>>>>

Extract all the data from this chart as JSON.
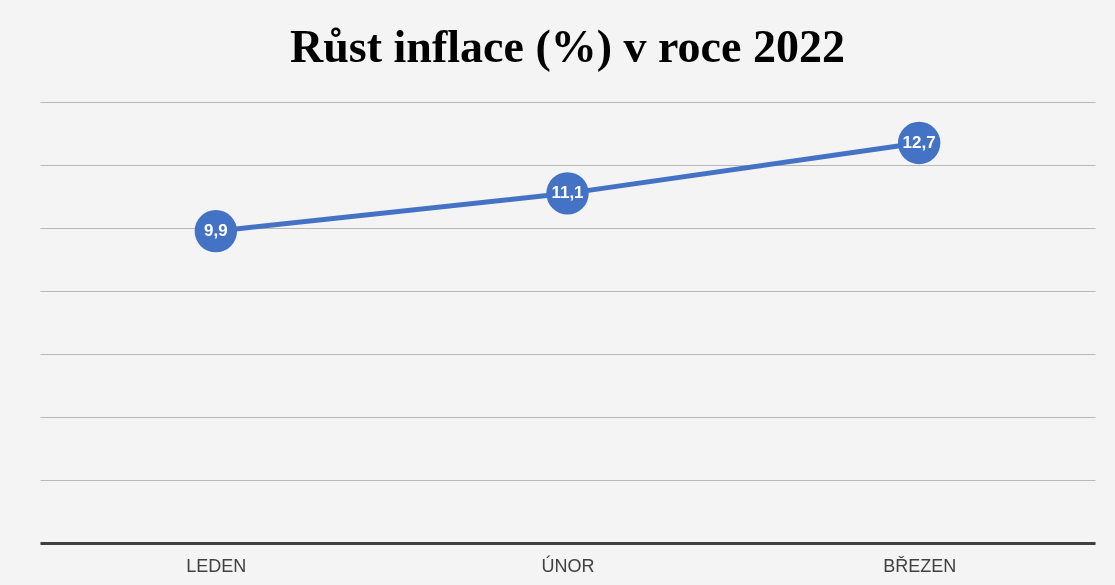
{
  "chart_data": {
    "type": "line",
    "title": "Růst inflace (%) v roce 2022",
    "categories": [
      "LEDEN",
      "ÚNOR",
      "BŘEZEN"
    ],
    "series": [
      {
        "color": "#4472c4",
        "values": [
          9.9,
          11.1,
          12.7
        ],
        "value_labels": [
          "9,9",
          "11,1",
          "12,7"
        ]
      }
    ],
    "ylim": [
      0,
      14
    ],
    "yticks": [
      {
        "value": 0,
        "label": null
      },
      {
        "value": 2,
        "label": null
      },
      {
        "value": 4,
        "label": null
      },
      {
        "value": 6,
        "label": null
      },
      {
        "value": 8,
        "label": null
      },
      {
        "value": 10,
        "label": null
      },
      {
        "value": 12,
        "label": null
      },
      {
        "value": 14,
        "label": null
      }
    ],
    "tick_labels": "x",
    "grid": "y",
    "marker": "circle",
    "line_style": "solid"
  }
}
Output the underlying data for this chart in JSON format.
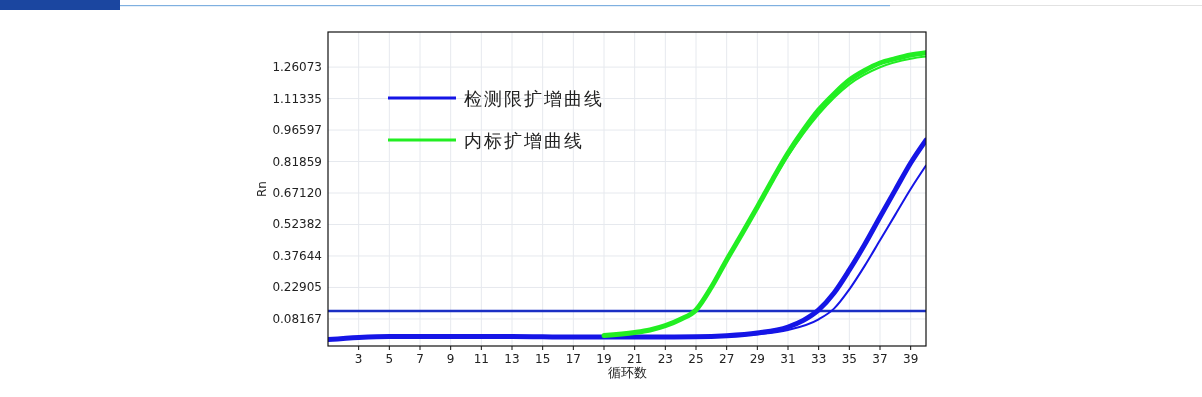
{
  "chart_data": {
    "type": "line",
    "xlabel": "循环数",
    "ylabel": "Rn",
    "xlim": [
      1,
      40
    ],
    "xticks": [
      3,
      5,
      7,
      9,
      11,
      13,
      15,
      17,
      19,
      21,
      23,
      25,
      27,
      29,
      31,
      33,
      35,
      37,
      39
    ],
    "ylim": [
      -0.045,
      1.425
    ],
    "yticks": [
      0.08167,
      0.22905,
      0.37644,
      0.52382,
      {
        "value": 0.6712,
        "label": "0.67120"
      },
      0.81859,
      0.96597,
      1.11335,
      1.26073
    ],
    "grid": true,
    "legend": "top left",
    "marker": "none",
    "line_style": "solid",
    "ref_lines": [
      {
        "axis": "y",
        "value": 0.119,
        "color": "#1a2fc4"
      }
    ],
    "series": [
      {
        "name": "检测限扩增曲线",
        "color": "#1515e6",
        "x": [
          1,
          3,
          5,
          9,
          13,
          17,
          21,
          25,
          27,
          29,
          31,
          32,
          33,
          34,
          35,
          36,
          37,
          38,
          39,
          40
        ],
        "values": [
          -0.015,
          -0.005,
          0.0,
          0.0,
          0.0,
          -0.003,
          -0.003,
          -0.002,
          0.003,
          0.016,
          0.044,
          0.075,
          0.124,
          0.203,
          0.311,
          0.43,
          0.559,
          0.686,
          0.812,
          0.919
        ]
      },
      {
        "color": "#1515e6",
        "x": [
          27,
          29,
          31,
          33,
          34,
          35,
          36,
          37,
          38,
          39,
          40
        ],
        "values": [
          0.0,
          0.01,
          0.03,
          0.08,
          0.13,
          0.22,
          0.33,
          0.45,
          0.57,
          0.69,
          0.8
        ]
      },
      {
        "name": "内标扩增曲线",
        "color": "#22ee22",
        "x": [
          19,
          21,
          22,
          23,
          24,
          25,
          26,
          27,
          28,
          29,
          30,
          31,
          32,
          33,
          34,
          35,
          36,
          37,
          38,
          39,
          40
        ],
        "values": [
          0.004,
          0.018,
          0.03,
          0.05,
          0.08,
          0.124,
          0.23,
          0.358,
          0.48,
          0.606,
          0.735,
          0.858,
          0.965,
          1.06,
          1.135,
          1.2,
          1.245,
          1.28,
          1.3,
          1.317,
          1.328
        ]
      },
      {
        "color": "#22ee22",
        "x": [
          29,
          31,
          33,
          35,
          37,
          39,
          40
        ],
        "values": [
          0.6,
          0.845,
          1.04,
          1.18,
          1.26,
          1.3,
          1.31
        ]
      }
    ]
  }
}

<<<<

Exercise objective → Write the records out again in full, exactly, and skip every picture.

Solution for this exercise →
Extract all the data from this chart as JSON.
{
  "chart_data": {
    "type": "line",
    "title": "Růst inflace (%) v roce 2022",
    "categories": [
      "LEDEN",
      "ÚNOR",
      "BŘEZEN"
    ],
    "series": [
      {
        "color": "#4472c4",
        "values": [
          9.9,
          11.1,
          12.7
        ],
        "value_labels": [
          "9,9",
          "11,1",
          "12,7"
        ]
      }
    ],
    "ylim": [
      0,
      14
    ],
    "yticks": [
      {
        "value": 0,
        "label": null
      },
      {
        "value": 2,
        "label": null
      },
      {
        "value": 4,
        "label": null
      },
      {
        "value": 6,
        "label": null
      },
      {
        "value": 8,
        "label": null
      },
      {
        "value": 10,
        "label": null
      },
      {
        "value": 12,
        "label": null
      },
      {
        "value": 14,
        "label": null
      }
    ],
    "tick_labels": "x",
    "grid": "y",
    "marker": "circle",
    "line_style": "solid"
  }
}
Output the underlying data for this chart in JSON format.
{
  "chart_data": {
    "type": "line",
    "xlabel": "循环数",
    "ylabel": "Rn",
    "xlim": [
      1,
      40
    ],
    "xticks": [
      3,
      5,
      7,
      9,
      11,
      13,
      15,
      17,
      19,
      21,
      23,
      25,
      27,
      29,
      31,
      33,
      35,
      37,
      39
    ],
    "ylim": [
      -0.045,
      1.425
    ],
    "yticks": [
      0.08167,
      0.22905,
      0.37644,
      0.52382,
      {
        "value": 0.6712,
        "label": "0.67120"
      },
      0.81859,
      0.96597,
      1.11335,
      1.26073
    ],
    "grid": true,
    "legend": "top left",
    "marker": "none",
    "line_style": "solid",
    "ref_lines": [
      {
        "axis": "y",
        "value": 0.119,
        "color": "#1a2fc4"
      }
    ],
    "series": [
      {
        "name": "检测限扩增曲线",
        "color": "#1515e6",
        "x": [
          1,
          3,
          5,
          9,
          13,
          17,
          21,
          25,
          27,
          29,
          31,
          32,
          33,
          34,
          35,
          36,
          37,
          38,
          39,
          40
        ],
        "values": [
          -0.015,
          -0.005,
          0.0,
          0.0,
          0.0,
          -0.003,
          -0.003,
          -0.002,
          0.003,
          0.016,
          0.044,
          0.075,
          0.124,
          0.203,
          0.311,
          0.43,
          0.559,
          0.686,
          0.812,
          0.919
        ]
      },
      {
        "color": "#1515e6",
        "x": [
          27,
          29,
          31,
          33,
          34,
          35,
          36,
          37,
          38,
          39,
          40
        ],
        "values": [
          0.0,
          0.01,
          0.03,
          0.08,
          0.13,
          0.22,
          0.33,
          0.45,
          0.57,
          0.69,
          0.8
        ]
      },
      {
        "name": "内标扩增曲线",
        "color": "#22ee22",
        "x": [
          19,
          21,
          22,
          23,
          24,
          25,
          26,
          27,
          28,
          29,
          30,
          31,
          32,
          33,
          34,
          35,
          36,
          37,
          38,
          39,
          40
        ],
        "values": [
          0.004,
          0.018,
          0.03,
          0.05,
          0.08,
          0.124,
          0.23,
          0.358,
          0.48,
          0.606,
          0.735,
          0.858,
          0.965,
          1.06,
          1.135,
          1.2,
          1.245,
          1.28,
          1.3,
          1.317,
          1.328
        ]
      },
      {
        "color": "#22ee22",
        "x": [
          29,
          31,
          33,
          35,
          37,
          39,
          40
        ],
        "values": [
          0.6,
          0.845,
          1.04,
          1.18,
          1.26,
          1.3,
          1.31
        ]
      }
    ]
  }
}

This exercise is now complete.